### Record extracts ###
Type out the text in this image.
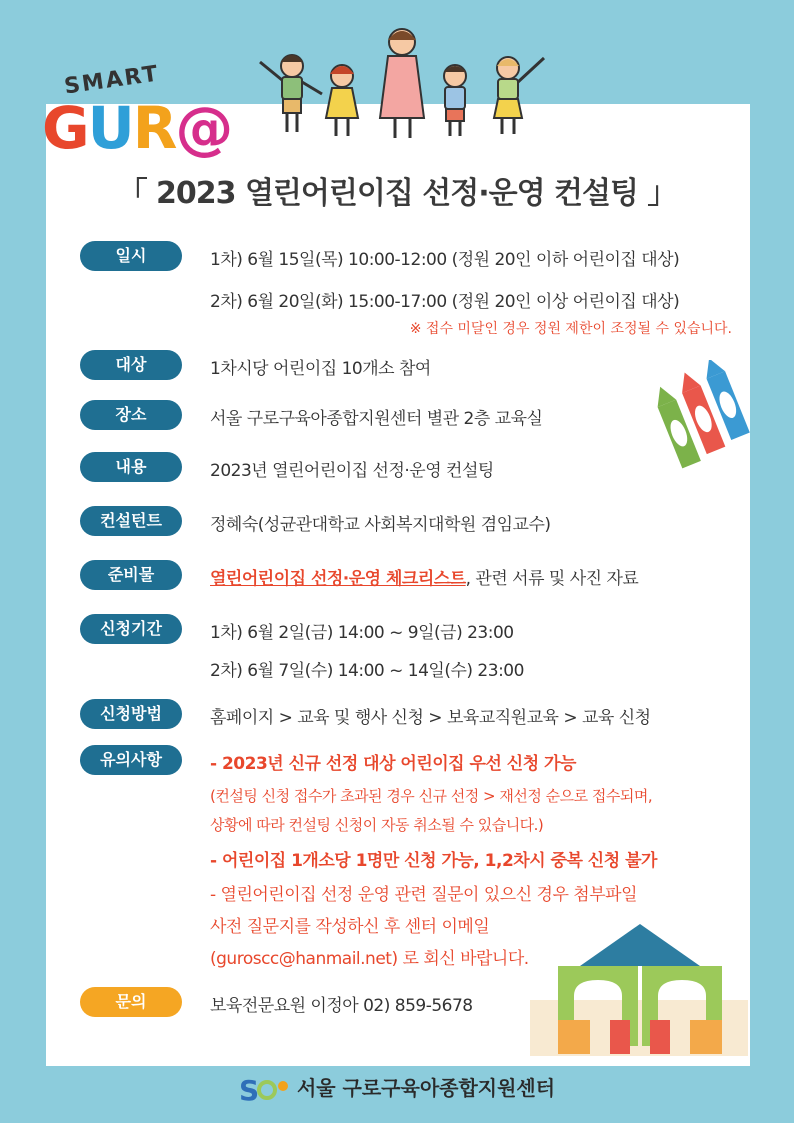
SMART
GUR@
「 2023 열린어린이집 선정·운영 컨설팅 」
일시	1차) 6월 15일(목) 10:00-12:00 (정원 20인 이하 어린이집 대상)
2차) 6월 20일(화) 15:00-17:00 (정원 20인 이상 어린이집 대상)
※ 접수 미달인 경우 정원 제한이 조정될 수 있습니다.
대상	1차시당 어린이집 10개소 참여
장소	서울 구로구육아종합지원센터 별관 2층 교육실
내용	2023년 열린어린이집 선정·운영 컨설팅
컨설턴트	정혜숙(성균관대학교 사회복지대학원 겸임교수)
준비물	열린어린이집 선정·운영 체크리스트, 관련 서류 및 사진 자료
신청기간	1차) 6월 2일(금) 14:00 ~ 9일(금) 23:00
2차) 6월 7일(수) 14:00 ~ 14일(수) 23:00
신청방법	홈페이지 > 교육 및 행사 신청 > 보육교직원교육 > 교육 신청
유의사항	- 2023년 신규 선정 대상 어린이집 우선 신청 가능
(컨설팅 신청 접수가 초과된 경우 신규 선정 > 재선정 순으로 접수되며,
상황에 따라 컨설팅 신청이 자동 취소될 수 있습니다.)
- 어린이집 1개소당 1명만 신청 가능, 1,2차시 중복 신청 불가
- 열린어린이집 선정 운영 관련 질문이 있으신 경우 첨부파일
사전 질문지를 작성하신 후 센터 이메일
(guroscc@hanmail.net) 로 회신 바랍니다.
문의	보육전문요원 이정아 02) 859-5678
S 서울 구로구육아종합지원센터
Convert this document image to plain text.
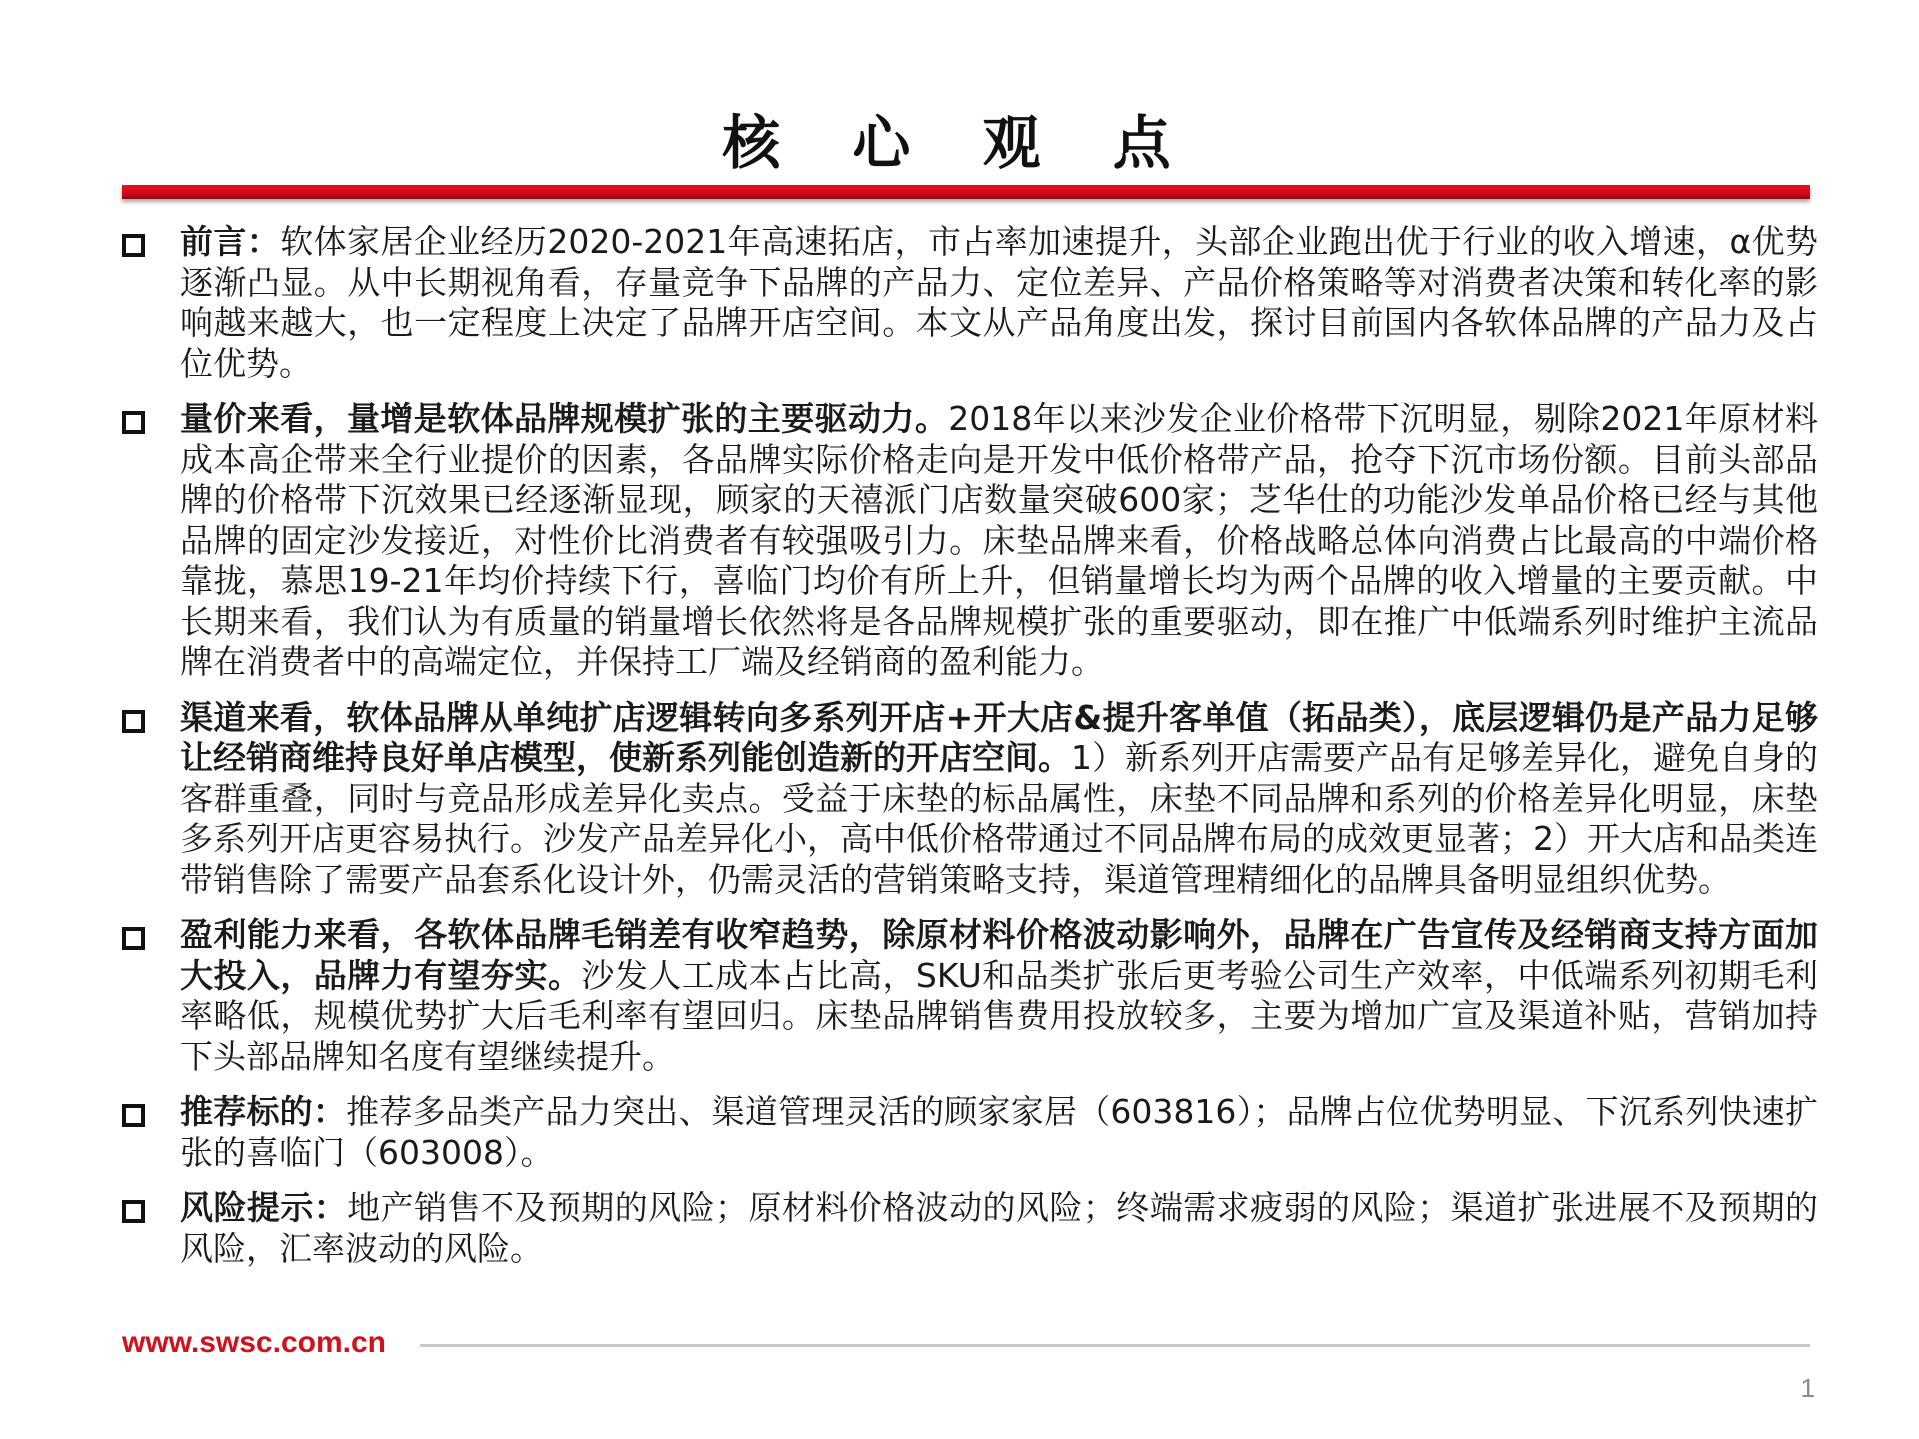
核 心 观 点
前言：软体家居企业经历2020-2021年高速拓店，市占率加速提升，头部企业跑出优于行业的收入增速，α优势逐渐凸显。从中长期视角看，存量竞争下品牌的产品力、定位差异、产品价格策略等对消费者决策和转化率的影响越来越大，也一定程度上决定了品牌开店空间。本文从产品角度出发，探讨目前国内各软体品牌的产品力及占位优势。
量价来看，量增是软体品牌规模扩张的主要驱动力。2018年以来沙发企业价格带下沉明显，剔除2021年原材料成本高企带来全行业提价的因素，各品牌实际价格走向是开发中低价格带产品，抢夺下沉市场份额。目前头部品牌的价格带下沉效果已经逐渐显现，顾家的天禧派门店数量突破600家；芝华仕的功能沙发单品价格已经与其他品牌的固定沙发接近，对性价比消费者有较强吸引力。床垫品牌来看，价格战略总体向消费占比最高的中端价格靠拢，慕思19-21年均价持续下行，喜临门均价有所上升，但销量增长均为两个品牌的收入增量的主要贡献。中长期来看，我们认为有质量的销量增长依然将是各品牌规模扩张的重要驱动，即在推广中低端系列时维护主流品牌在消费者中的高端定位，并保持工厂端及经销商的盈利能力。
渠道来看，软体品牌从单纯扩店逻辑转向多系列开店+开大店&提升客单值（拓品类），底层逻辑仍是产品力足够让经销商维持良好单店模型，使新系列能创造新的开店空间。1）新系列开店需要产品有足够差异化，避免自身的客群重叠，同时与竞品形成差异化卖点。受益于床垫的标品属性，床垫不同品牌和系列的价格差异化明显，床垫多系列开店更容易执行。沙发产品差异化小，高中低价格带通过不同品牌布局的成效更显著；2）开大店和品类连带销售除了需要产品套系化设计外，仍需灵活的营销策略支持，渠道管理精细化的品牌具备明显组织优势。
盈利能力来看，各软体品牌毛销差有收窄趋势，除原材料价格波动影响外，品牌在广告宣传及经销商支持方面加大投入，品牌力有望夯实。沙发人工成本占比高，SKU和品类扩张后更考验公司生产效率，中低端系列初期毛利率略低，规模优势扩大后毛利率有望回归。床垫品牌销售费用投放较多，主要为增加广宣及渠道补贴，营销加持下头部品牌知名度有望继续提升。
推荐标的：推荐多品类产品力突出、渠道管理灵活的顾家家居（603816）；品牌占位优势明显、下沉系列快速扩张的喜临门（603008）。
风险提示：地产销售不及预期的风险；原材料价格波动的风险；终端需求疲弱的风险；渠道扩张进展不及预期的风险，汇率波动的风险。
www.swsc.com.cn
1
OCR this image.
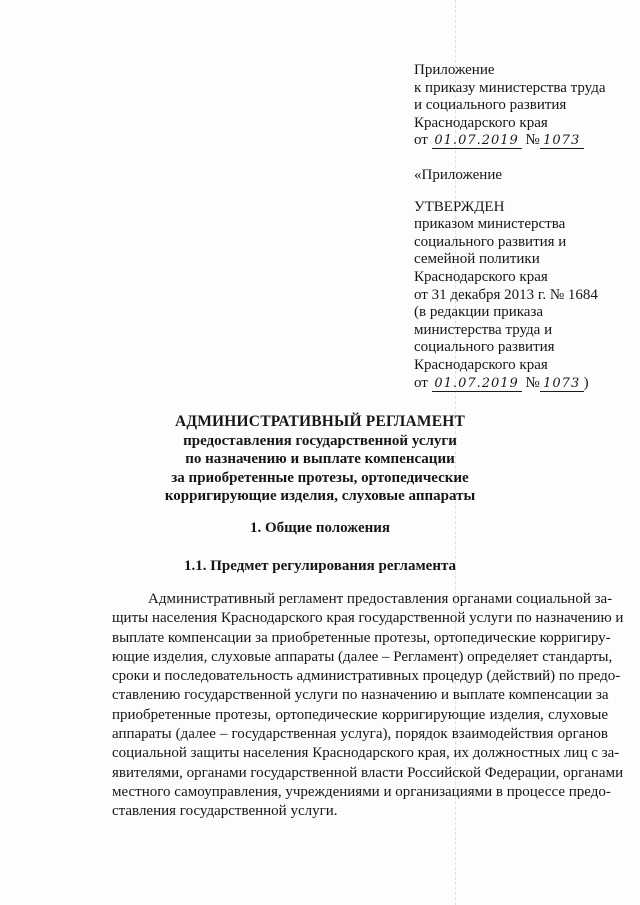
Приложение
к приказу министерства труда
и социального развития
Краснодарского края
от 01.07.2019 № 1073
«Приложение
УТВЕРЖДЕН
приказом министерства
социального развития и
семейной политики
Краснодарского края
от 31 декабря 2013 г. № 1684
(в редакции приказа
министерства труда и
социального развития
Краснодарского края
от 01.07.2019 № 1073 )
АДМИНИСТРАТИВНЫЙ РЕГЛАМЕНТ
предоставления государственной услуги
по назначению и выплате компенсации
за приобретенные протезы, ортопедические
корригирующие изделия, слуховые аппараты
1. Общие положения
1.1. Предмет регулирования регламента
Административный регламент предоставления органами социальной за-
щиты населения Краснодарского края государственной услуги по назначению и
выплате компенсации за приобретенные протезы, ортопедические корригиру-
ющие изделия, слуховые аппараты (далее – Регламент) определяет стандарты,
сроки и последовательность административных процедур (действий) по предо-
ставлению государственной услуги по назначению и выплате компенсации за
приобретенные протезы, ортопедические корригирующие изделия, слуховые
аппараты (далее – государственная услуга), порядок взаимодействия органов
социальной защиты населения Краснодарского края, их должностных лиц с за-
явителями, органами государственной власти Российской Федерации, органами
местного самоуправления, учреждениями и организациями в процессе предо-
ставления государственной услуги.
###
Problem.
Pick out each line that holds the string "социальной".

Complete response.
Административный регламент предоставления органами социальной за-
социальной защиты населения Краснодарского края, их должностных лиц с за-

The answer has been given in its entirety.